───── MATERIAL TO PROCESS

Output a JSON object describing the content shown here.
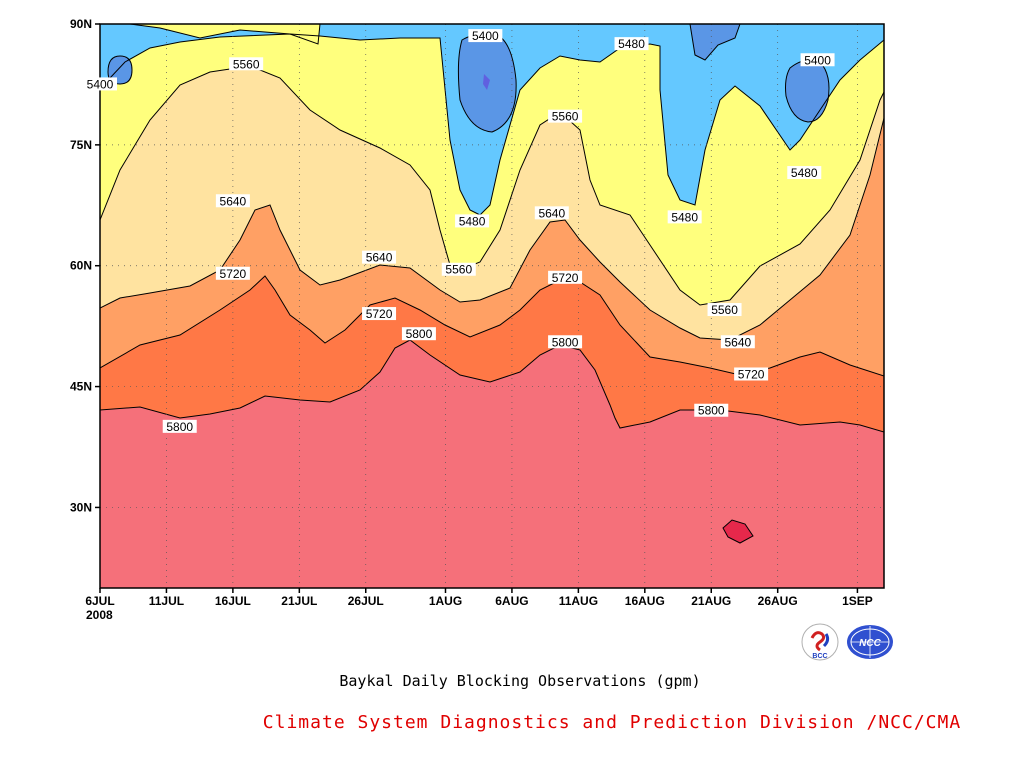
{
  "chart_data": {
    "type": "contour",
    "title": "Baykal Daily Blocking Observations (gpm)",
    "y_tick_labels": [
      "90N",
      "75N",
      "60N",
      "45N",
      "30N"
    ],
    "x_tick_labels": [
      "6JUL",
      "11JUL",
      "16JUL",
      "21JUL",
      "26JUL",
      "1AUG",
      "6AUG",
      "11AUG",
      "16AUG",
      "21AUG",
      "26AUG",
      "1SEP"
    ],
    "x_year_label": "2008",
    "xlim": [
      "2008-07-06",
      "2008-09-03"
    ],
    "ylim_deg_north": [
      20,
      90
    ],
    "contour_levels_gpm": [
      5400,
      5480,
      5560,
      5640,
      5720,
      5800
    ],
    "fill_colors": {
      "below_5400": "#5a96e6",
      "5400_5480": "#64c8ff",
      "5480_5560": "#ffff7d",
      "5560_5640": "#ffe3a0",
      "5640_5720": "#ffa064",
      "5720_5800": "#ff7846",
      "above_5800": "#f5707a",
      "above_5880": "#e6284b",
      "lowest_pocket": "#6060e0"
    },
    "contour_labels": [
      {
        "value": "5400",
        "date": "2008-07-06",
        "lat": 82.5
      },
      {
        "value": "5400",
        "date": "2008-08-04",
        "lat": 88.5
      },
      {
        "value": "5400",
        "date": "2008-08-29",
        "lat": 85.5
      },
      {
        "value": "5480",
        "date": "2008-08-15",
        "lat": 87.5
      },
      {
        "value": "5480",
        "date": "2008-08-03",
        "lat": 65.5
      },
      {
        "value": "5480",
        "date": "2008-08-19",
        "lat": 66.0
      },
      {
        "value": "5480",
        "date": "2008-08-28",
        "lat": 71.5
      },
      {
        "value": "5560",
        "date": "2008-07-17",
        "lat": 85.0
      },
      {
        "value": "5560",
        "date": "2008-08-10",
        "lat": 78.5
      },
      {
        "value": "5560",
        "date": "2008-08-02",
        "lat": 59.5
      },
      {
        "value": "5560",
        "date": "2008-08-22",
        "lat": 54.5
      },
      {
        "value": "5640",
        "date": "2008-07-16",
        "lat": 68.0
      },
      {
        "value": "5640",
        "date": "2008-08-09",
        "lat": 66.5
      },
      {
        "value": "5640",
        "date": "2008-07-27",
        "lat": 61.0
      },
      {
        "value": "5640",
        "date": "2008-08-23",
        "lat": 50.5
      },
      {
        "value": "5720",
        "date": "2008-07-16",
        "lat": 59.0
      },
      {
        "value": "5720",
        "date": "2008-07-27",
        "lat": 54.0
      },
      {
        "value": "5720",
        "date": "2008-08-10",
        "lat": 58.5
      },
      {
        "value": "5720",
        "date": "2008-08-24",
        "lat": 46.5
      },
      {
        "value": "5800",
        "date": "2008-07-30",
        "lat": 51.5
      },
      {
        "value": "5800",
        "date": "2008-08-10",
        "lat": 50.5
      },
      {
        "value": "5800",
        "date": "2008-07-12",
        "lat": 40.0
      },
      {
        "value": "5800",
        "date": "2008-08-21",
        "lat": 42.0
      }
    ]
  },
  "footer": {
    "caption": "Baykal Daily Blocking Observations (gpm)",
    "organization": "Climate System Diagnostics and Prediction Division /NCC/CMA",
    "organization_color": "#e00000",
    "logo_left_text": "BCC",
    "logo_right_text": "NCC"
  }
}
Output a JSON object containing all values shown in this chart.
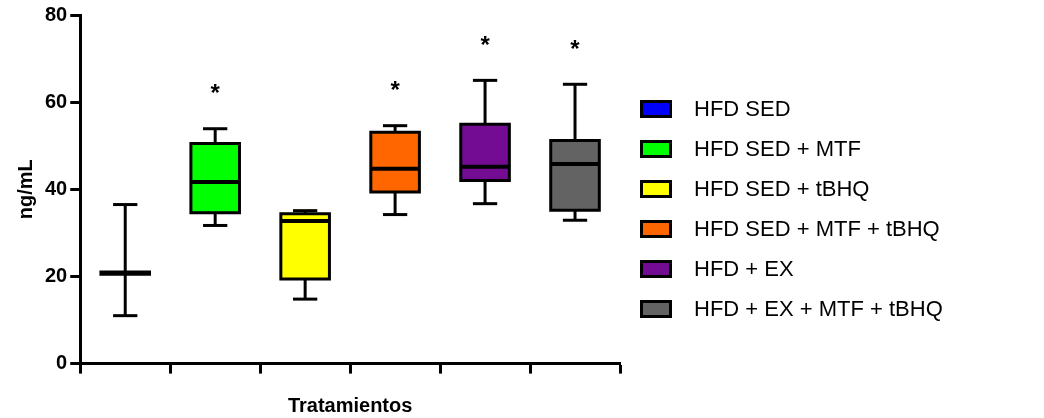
{
  "chart_data": {
    "type": "box",
    "xlabel": "Tratamientos",
    "ylabel": "ng/mL",
    "categories": [
      null,
      null,
      null,
      null,
      null,
      null
    ],
    "ylim": [
      0,
      80
    ],
    "yticks": [
      0,
      20,
      40,
      60,
      80
    ],
    "grid": false,
    "legend": "right",
    "series": [
      {
        "name": "HFD SED",
        "color": "#0000ff",
        "boxes": [
          {
            "low": 11.0,
            "q1": 20.5,
            "median": 20.8,
            "q3": 21.0,
            "high": 36.5
          },
          null,
          null,
          null,
          null,
          null
        ]
      },
      {
        "name": "HFD SED + MTF",
        "color": "#00ff00",
        "boxes": [
          null,
          {
            "low": 31.7,
            "q1": 34.6,
            "median": 41.7,
            "q3": 50.5,
            "high": 53.9
          },
          null,
          null,
          null,
          null
        ]
      },
      {
        "name": "HFD SED + tBHQ",
        "color": "#ffff00",
        "boxes": [
          null,
          null,
          {
            "low": 14.8,
            "q1": 19.4,
            "median": 32.7,
            "q3": 34.4,
            "high": 35.1
          },
          null,
          null,
          null
        ]
      },
      {
        "name": "HFD SED + MTF + tBHQ",
        "color": "#ff6600",
        "boxes": [
          null,
          null,
          null,
          {
            "low": 34.2,
            "q1": 39.4,
            "median": 44.7,
            "q3": 53.1,
            "high": 54.6
          },
          null,
          null
        ]
      },
      {
        "name": "HFD + EX",
        "color": "#730c93",
        "boxes": [
          null,
          null,
          null,
          null,
          {
            "low": 36.7,
            "q1": 42.0,
            "median": 45.2,
            "q3": 54.9,
            "high": 65.0
          },
          null
        ]
      },
      {
        "name": "HFD + EX + MTF + tBHQ",
        "color": "#636363",
        "boxes": [
          null,
          null,
          null,
          null,
          null,
          {
            "low": 32.9,
            "q1": 35.2,
            "median": 45.8,
            "q3": 51.2,
            "high": 64.1
          }
        ]
      }
    ],
    "annotations": [
      "*",
      "*",
      "*",
      "*"
    ]
  }
}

──────────

- STATED EXERCISE
Only lines with the string "name" belong in your answer; copy each one.

- EXERCISE RESULT
        "name": "HFD SED",
        "name": "HFD SED + MTF",
        "name": "HFD SED + tBHQ",
        "name": "HFD SED + MTF + tBHQ",
        "name": "HFD + EX",
        "name": "HFD + EX + MTF + tBHQ",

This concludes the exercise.